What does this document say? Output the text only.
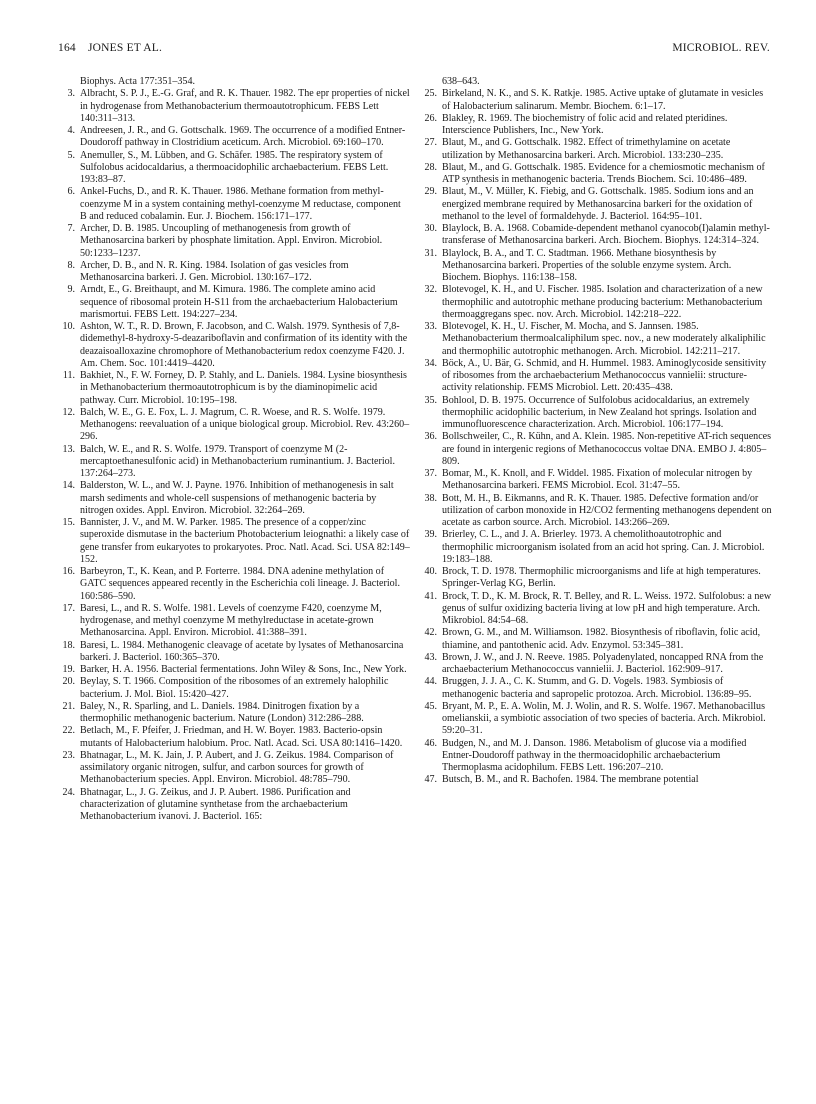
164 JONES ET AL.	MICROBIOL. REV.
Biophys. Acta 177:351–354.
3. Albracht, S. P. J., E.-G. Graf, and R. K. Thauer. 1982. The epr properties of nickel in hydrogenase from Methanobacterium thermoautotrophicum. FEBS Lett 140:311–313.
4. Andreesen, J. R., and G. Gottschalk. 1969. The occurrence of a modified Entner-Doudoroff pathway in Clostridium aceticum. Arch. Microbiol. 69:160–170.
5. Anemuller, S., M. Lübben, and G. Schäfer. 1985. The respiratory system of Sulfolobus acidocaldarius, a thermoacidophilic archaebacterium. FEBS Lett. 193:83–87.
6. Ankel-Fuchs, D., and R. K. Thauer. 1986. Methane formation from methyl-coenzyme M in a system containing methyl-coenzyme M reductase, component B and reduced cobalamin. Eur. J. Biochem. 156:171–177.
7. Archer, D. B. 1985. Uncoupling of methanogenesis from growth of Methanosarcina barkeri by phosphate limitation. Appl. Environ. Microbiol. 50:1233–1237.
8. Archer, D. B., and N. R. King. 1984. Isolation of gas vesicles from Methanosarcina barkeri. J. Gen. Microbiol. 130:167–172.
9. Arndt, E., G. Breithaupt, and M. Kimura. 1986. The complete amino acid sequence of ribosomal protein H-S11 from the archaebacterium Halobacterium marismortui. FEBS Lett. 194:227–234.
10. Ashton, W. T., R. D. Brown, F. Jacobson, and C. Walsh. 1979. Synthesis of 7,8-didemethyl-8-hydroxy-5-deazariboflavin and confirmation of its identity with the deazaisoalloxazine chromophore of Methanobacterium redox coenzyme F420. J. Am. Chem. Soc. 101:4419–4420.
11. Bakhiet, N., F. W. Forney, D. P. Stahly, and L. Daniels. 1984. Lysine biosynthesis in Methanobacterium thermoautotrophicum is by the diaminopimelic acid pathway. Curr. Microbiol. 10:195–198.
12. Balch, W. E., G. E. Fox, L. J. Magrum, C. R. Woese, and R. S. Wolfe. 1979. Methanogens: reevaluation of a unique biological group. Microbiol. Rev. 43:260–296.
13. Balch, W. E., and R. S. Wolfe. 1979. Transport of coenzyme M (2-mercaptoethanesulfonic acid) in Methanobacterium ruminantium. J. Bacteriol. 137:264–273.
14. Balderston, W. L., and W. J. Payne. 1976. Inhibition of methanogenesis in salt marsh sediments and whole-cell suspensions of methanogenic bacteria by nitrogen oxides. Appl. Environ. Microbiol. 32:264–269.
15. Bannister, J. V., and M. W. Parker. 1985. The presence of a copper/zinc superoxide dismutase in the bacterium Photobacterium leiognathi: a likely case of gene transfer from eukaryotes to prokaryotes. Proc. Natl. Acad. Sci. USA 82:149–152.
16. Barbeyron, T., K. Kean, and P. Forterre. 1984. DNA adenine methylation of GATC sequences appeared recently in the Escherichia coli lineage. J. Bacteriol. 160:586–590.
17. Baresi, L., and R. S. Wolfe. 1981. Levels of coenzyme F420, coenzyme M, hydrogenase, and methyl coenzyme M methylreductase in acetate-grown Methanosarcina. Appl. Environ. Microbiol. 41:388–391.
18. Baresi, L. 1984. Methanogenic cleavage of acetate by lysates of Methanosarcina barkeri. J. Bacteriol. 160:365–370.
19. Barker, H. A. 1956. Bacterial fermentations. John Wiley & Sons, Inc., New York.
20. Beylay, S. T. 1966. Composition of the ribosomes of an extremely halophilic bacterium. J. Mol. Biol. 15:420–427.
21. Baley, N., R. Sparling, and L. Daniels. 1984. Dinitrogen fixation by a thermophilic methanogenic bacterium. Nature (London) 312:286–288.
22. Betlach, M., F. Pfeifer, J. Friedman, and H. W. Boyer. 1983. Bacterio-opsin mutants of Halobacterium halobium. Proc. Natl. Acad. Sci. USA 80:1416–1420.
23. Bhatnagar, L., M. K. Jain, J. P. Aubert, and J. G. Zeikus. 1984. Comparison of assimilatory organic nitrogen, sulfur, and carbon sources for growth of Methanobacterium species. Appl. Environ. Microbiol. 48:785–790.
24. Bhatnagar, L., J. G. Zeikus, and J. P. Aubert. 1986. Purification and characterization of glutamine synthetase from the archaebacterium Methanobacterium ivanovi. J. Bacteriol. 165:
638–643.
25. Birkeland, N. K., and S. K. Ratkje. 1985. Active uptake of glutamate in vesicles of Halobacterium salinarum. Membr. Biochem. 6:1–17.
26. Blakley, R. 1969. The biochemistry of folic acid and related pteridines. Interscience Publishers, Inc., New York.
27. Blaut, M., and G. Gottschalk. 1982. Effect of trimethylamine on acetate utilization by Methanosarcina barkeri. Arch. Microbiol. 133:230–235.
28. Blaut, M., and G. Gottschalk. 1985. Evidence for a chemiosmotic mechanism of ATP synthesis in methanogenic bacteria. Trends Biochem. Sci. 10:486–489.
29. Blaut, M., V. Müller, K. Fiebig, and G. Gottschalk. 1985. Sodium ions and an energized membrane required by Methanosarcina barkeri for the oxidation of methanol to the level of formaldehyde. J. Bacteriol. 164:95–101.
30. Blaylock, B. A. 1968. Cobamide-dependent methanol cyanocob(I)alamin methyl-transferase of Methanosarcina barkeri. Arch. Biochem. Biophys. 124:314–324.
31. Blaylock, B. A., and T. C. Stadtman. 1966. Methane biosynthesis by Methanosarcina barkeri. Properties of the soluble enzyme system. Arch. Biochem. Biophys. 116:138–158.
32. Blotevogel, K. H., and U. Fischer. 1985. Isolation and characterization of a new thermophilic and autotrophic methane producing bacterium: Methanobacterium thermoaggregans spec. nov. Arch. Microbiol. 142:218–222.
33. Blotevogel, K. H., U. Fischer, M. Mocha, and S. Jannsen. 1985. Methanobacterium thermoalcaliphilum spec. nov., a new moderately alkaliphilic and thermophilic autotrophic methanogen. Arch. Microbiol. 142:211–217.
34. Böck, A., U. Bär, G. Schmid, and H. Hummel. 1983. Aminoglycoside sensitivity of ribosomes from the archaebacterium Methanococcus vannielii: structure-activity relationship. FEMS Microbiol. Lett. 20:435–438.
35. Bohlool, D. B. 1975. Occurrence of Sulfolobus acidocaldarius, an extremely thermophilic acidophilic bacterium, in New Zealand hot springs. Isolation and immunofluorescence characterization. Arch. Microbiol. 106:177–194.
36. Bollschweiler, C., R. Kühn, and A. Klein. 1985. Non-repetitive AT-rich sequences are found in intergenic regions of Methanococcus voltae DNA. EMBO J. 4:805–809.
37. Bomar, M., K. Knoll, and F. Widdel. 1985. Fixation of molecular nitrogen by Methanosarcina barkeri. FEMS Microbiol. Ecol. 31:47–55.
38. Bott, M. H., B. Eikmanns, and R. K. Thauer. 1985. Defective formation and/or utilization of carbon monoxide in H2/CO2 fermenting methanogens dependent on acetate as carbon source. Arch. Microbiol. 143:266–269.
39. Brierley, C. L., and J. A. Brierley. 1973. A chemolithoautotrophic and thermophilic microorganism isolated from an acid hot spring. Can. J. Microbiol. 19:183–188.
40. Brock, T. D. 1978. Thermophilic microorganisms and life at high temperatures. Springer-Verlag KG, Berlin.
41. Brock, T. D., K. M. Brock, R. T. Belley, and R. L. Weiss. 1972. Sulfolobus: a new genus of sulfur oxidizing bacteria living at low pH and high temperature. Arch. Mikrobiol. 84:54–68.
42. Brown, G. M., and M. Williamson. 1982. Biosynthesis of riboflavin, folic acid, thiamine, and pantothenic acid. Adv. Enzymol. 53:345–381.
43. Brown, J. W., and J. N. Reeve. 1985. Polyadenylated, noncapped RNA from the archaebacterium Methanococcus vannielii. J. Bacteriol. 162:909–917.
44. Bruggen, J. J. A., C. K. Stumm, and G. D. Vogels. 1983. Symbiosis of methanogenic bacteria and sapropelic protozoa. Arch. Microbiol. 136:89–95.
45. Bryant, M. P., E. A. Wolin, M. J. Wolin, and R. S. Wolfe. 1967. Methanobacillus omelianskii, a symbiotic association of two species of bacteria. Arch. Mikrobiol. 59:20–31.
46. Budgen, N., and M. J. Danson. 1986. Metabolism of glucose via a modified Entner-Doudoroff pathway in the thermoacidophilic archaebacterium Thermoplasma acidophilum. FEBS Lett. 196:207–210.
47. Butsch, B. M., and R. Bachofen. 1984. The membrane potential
# # # # #
_EXERCISE DETAILS_: Please go through each line of the data and count those that contain the string "utilization"; give that number alone.

_RESULT BELOW_: 2